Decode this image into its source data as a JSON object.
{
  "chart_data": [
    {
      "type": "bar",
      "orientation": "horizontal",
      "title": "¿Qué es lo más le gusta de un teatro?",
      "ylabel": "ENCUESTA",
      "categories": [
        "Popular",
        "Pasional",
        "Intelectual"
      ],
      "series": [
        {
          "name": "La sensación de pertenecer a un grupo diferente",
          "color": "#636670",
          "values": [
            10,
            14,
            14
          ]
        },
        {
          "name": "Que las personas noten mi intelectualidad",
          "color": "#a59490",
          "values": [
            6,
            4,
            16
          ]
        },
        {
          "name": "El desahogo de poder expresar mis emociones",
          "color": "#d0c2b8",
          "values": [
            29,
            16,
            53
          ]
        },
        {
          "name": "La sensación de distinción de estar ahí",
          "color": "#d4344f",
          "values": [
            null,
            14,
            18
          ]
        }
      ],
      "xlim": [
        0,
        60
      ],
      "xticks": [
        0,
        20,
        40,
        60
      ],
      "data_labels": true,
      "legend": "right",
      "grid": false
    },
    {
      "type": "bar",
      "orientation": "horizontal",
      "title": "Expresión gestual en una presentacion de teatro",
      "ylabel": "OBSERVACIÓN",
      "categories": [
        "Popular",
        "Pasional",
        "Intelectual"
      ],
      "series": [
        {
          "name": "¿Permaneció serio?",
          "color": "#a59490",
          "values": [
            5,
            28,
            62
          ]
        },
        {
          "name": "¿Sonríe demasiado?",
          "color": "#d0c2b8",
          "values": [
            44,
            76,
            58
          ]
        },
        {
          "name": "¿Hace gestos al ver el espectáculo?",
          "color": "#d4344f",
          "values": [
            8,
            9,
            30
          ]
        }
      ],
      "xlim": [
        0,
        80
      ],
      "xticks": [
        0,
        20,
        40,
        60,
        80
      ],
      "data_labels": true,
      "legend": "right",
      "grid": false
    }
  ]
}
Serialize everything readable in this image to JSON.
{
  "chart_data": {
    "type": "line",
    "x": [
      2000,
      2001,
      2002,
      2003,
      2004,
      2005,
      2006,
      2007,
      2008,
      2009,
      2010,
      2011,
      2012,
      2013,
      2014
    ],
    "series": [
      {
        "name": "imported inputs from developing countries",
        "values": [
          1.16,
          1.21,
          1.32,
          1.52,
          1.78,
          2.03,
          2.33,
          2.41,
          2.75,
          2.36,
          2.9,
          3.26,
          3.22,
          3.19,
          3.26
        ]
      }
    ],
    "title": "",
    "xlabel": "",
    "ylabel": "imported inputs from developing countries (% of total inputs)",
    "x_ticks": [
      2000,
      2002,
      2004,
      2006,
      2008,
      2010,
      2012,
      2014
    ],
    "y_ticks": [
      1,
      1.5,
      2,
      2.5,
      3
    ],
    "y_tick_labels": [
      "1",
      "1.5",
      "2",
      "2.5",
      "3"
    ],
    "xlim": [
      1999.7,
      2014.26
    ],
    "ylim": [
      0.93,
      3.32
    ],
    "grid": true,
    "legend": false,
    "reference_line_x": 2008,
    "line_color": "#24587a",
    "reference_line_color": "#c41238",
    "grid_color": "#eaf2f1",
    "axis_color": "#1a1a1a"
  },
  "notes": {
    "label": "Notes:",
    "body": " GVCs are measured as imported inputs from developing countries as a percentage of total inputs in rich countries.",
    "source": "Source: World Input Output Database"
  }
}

* * * *

The request -
Make an exact copy of the records.

Full solution -
Decode this image into its source data as a JSON object.
{
  "chart_data": [
    {
      "type": "bar",
      "orientation": "horizontal",
      "title": "¿Qué es lo más le gusta de un teatro?",
      "ylabel": "ENCUESTA",
      "categories": [
        "Popular",
        "Pasional",
        "Intelectual"
      ],
      "series": [
        {
          "name": "La sensación de pertenecer a un grupo diferente",
          "color": "#636670",
          "values": [
            10,
            14,
            14
          ]
        },
        {
          "name": "Que las personas noten mi intelectualidad",
          "color": "#a59490",
          "values": [
            6,
            4,
            16
          ]
        },
        {
          "name": "El desahogo de poder expresar mis emociones",
          "color": "#d0c2b8",
          "values": [
            29,
            16,
            53
          ]
        },
        {
          "name": "La sensación de distinción de estar ahí",
          "color": "#d4344f",
          "values": [
            null,
            14,
            18
          ]
        }
      ],
      "xlim": [
        0,
        60
      ],
      "xticks": [
        0,
        20,
        40,
        60
      ],
      "data_labels": true,
      "legend": "right",
      "grid": false
    },
    {
      "type": "bar",
      "orientation": "horizontal",
      "title": "Expresión gestual en una presentacion de teatro",
      "ylabel": "OBSERVACIÓN",
      "categories": [
        "Popular",
        "Pasional",
        "Intelectual"
      ],
      "series": [
        {
          "name": "¿Permaneció serio?",
          "color": "#a59490",
          "values": [
            5,
            28,
            62
          ]
        },
        {
          "name": "¿Sonríe demasiado?",
          "color": "#d0c2b8",
          "values": [
            44,
            76,
            58
          ]
        },
        {
          "name": "¿Hace gestos al ver el espectáculo?",
          "color": "#d4344f",
          "values": [
            8,
            9,
            30
          ]
        }
      ],
      "xlim": [
        0,
        80
      ],
      "xticks": [
        0,
        20,
        40,
        60,
        80
      ],
      "data_labels": true,
      "legend": "right",
      "grid": false
    }
  ]
}
Serialize everything readable in this image to JSON.
{
  "chart_data": {
    "type": "line",
    "x": [
      2000,
      2001,
      2002,
      2003,
      2004,
      2005,
      2006,
      2007,
      2008,
      2009,
      2010,
      2011,
      2012,
      2013,
      2014
    ],
    "series": [
      {
        "name": "imported inputs from developing countries",
        "values": [
          1.16,
          1.21,
          1.32,
          1.52,
          1.78,
          2.03,
          2.33,
          2.41,
          2.75,
          2.36,
          2.9,
          3.26,
          3.22,
          3.19,
          3.26
        ]
      }
    ],
    "title": "",
    "xlabel": "",
    "ylabel": "imported inputs from developing countries (% of total inputs)",
    "x_ticks": [
      2000,
      2002,
      2004,
      2006,
      2008,
      2010,
      2012,
      2014
    ],
    "y_ticks": [
      1,
      1.5,
      2,
      2.5,
      3
    ],
    "y_tick_labels": [
      "1",
      "1.5",
      "2",
      "2.5",
      "3"
    ],
    "xlim": [
      1999.7,
      2014.26
    ],
    "ylim": [
      0.93,
      3.32
    ],
    "grid": true,
    "legend": false,
    "reference_line_x": 2008,
    "line_color": "#24587a",
    "reference_line_color": "#c41238",
    "grid_color": "#eaf2f1",
    "axis_color": "#1a1a1a"
  },
  "notes": {
    "label": "Notes:",
    "body": " GVCs are measured as imported inputs from developing countries as a percentage of total inputs in rich countries.",
    "source": "Source: World Input Output Database"
  }
}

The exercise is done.